=== Problem description ===
Copy out every line that contains the word "сайта".

=== Records provided ===
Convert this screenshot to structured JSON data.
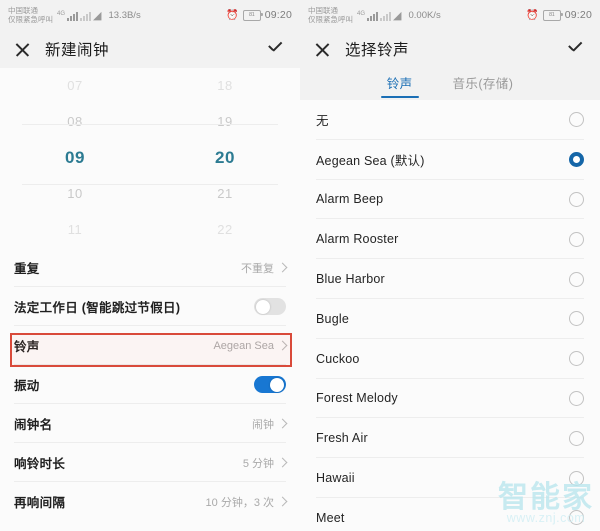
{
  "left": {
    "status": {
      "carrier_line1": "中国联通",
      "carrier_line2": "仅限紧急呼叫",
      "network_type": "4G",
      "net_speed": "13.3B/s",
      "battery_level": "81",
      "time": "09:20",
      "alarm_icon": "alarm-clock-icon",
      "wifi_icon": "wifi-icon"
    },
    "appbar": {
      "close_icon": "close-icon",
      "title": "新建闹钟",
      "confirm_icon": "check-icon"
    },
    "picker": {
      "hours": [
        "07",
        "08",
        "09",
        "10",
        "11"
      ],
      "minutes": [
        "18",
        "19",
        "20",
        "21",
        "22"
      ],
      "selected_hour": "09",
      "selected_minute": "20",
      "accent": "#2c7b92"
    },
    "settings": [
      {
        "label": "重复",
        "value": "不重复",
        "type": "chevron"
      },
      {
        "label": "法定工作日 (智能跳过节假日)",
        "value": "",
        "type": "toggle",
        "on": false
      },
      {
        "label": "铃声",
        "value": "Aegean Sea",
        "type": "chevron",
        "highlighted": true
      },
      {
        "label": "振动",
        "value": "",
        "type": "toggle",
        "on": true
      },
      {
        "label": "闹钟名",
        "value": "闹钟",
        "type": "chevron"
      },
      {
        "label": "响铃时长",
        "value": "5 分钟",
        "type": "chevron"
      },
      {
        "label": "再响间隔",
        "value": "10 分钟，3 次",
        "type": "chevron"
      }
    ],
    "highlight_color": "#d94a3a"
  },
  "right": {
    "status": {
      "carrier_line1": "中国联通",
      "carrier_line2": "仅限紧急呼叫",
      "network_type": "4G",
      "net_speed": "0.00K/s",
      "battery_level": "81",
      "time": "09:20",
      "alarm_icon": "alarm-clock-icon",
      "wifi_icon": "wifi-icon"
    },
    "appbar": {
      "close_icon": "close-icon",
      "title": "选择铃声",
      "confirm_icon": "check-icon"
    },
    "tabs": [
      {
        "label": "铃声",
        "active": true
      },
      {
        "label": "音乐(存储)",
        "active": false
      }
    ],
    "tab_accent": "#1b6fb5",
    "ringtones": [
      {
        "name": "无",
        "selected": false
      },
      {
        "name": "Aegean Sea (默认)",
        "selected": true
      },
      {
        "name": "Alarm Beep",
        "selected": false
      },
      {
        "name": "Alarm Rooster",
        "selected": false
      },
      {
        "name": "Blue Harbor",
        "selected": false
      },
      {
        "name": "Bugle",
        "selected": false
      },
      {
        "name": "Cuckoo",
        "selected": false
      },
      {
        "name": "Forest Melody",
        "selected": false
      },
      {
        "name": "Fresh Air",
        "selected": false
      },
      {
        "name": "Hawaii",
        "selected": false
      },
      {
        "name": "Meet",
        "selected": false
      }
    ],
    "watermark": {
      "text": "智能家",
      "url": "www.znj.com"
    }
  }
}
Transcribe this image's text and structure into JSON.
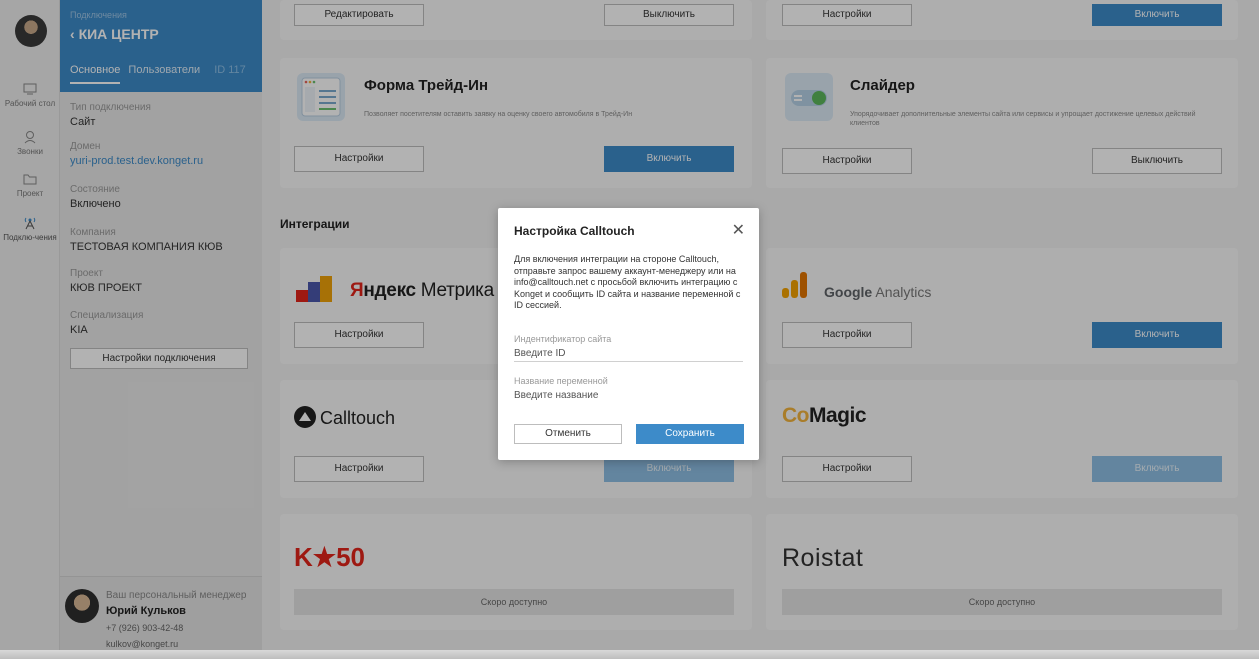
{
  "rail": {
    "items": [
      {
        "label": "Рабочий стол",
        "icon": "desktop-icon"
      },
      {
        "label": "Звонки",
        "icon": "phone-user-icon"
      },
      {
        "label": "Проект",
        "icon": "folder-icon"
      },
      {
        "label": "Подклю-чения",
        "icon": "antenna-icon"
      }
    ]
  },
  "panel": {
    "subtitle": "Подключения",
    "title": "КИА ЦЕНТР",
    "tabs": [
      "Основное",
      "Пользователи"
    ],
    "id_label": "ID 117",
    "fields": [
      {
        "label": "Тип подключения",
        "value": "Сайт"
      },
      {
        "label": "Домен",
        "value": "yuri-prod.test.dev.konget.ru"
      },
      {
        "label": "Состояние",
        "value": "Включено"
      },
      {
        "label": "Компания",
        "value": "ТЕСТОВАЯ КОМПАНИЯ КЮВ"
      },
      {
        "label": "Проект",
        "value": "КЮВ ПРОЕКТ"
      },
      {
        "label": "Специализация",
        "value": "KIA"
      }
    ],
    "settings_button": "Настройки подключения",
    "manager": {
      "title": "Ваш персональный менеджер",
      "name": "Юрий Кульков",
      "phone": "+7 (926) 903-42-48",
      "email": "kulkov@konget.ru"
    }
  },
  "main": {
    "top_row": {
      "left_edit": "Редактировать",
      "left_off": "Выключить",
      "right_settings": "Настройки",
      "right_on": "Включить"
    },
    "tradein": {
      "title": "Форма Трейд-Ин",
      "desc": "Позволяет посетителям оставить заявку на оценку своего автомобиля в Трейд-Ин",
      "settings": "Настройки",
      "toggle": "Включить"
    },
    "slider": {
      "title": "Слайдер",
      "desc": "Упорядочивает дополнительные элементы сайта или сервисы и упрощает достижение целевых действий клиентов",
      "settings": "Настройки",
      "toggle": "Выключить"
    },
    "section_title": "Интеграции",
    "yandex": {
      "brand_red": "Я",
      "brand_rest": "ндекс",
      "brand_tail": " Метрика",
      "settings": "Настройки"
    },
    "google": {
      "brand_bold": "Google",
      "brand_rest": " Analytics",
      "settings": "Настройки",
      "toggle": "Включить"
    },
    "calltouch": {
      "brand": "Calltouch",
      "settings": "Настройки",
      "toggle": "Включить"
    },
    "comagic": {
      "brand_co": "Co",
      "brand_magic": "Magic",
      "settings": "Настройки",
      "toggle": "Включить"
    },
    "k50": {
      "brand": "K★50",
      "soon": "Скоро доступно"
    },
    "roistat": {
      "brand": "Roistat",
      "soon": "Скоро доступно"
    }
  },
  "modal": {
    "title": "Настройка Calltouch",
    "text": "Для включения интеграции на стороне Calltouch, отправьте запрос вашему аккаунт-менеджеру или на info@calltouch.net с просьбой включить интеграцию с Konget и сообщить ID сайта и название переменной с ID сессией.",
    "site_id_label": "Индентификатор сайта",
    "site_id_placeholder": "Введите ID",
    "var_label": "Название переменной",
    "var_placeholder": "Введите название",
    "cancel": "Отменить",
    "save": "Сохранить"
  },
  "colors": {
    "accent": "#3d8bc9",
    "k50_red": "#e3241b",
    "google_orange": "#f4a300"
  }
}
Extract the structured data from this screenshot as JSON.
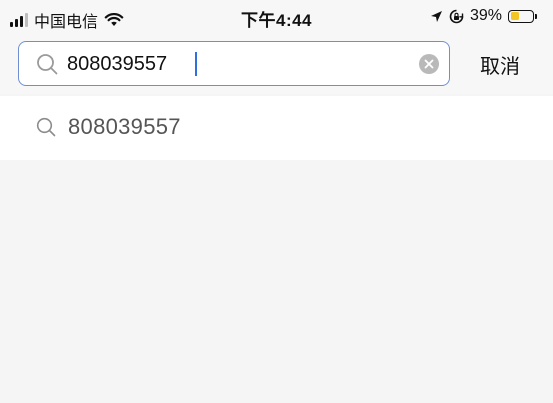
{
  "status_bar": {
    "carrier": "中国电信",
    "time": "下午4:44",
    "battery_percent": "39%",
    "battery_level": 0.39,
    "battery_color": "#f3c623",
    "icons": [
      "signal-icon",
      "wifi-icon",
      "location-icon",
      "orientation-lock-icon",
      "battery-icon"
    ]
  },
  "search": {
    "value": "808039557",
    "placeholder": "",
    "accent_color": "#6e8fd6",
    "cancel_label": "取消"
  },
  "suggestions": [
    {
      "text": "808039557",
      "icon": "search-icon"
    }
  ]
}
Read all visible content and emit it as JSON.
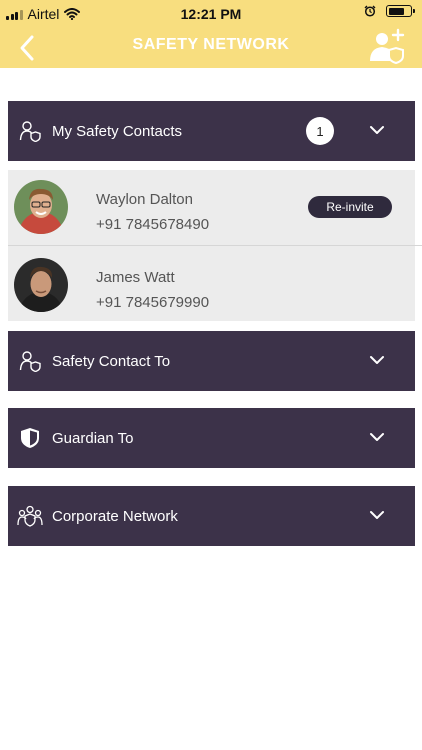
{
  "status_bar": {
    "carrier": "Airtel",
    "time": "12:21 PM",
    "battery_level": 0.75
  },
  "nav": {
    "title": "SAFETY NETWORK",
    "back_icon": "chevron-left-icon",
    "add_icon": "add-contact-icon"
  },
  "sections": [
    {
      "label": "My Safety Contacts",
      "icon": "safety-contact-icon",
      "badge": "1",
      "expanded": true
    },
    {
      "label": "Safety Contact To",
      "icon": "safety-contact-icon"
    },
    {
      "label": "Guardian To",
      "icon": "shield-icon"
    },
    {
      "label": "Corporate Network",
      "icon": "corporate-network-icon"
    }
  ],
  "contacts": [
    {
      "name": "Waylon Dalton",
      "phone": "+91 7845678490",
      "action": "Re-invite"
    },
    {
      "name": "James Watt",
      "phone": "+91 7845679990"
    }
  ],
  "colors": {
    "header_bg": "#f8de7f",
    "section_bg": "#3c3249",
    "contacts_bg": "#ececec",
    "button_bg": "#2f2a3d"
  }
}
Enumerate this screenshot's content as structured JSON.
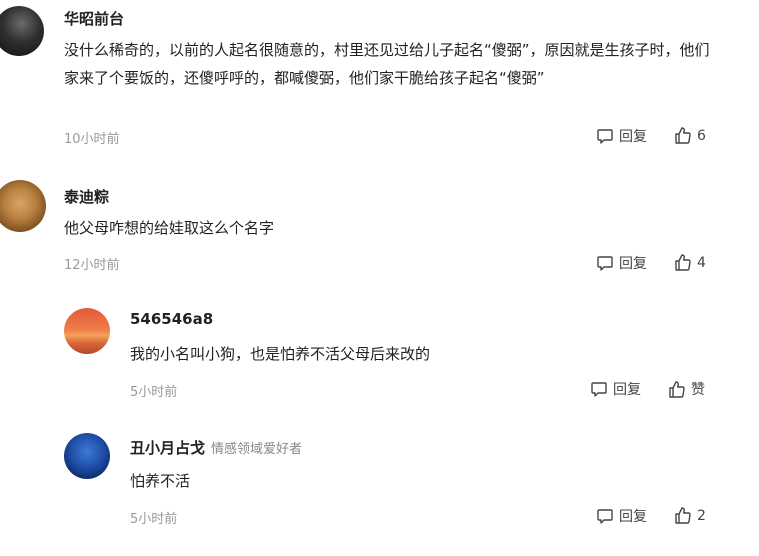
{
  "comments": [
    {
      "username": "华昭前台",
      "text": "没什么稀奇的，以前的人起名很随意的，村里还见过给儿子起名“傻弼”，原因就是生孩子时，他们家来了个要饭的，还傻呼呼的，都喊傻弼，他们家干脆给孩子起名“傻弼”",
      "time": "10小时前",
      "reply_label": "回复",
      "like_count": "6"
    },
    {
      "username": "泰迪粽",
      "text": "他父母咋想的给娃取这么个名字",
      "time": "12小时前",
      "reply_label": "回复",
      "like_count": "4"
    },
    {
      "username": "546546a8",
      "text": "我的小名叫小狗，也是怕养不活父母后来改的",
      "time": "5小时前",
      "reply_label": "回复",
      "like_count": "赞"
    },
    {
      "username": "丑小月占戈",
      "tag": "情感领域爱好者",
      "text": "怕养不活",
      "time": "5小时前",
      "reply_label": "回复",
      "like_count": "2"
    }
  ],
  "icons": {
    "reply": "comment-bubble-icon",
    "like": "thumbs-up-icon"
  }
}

=== Finished exercise ===
      "desc": "Упорядочивает дополнительные элементы сайта или сервисы и упрощает достижение целевых действий клиентов",
    "text": "Для включения интеграции на стороне Calltouch, отправьте запрос вашему аккаунт-менеджеру или на info@calltouch.net с просьбой включить интеграцию с Konget и сообщить ID сайта и название переменной с ID сессией.",
    "site_id_label": "Индентификатор сайта",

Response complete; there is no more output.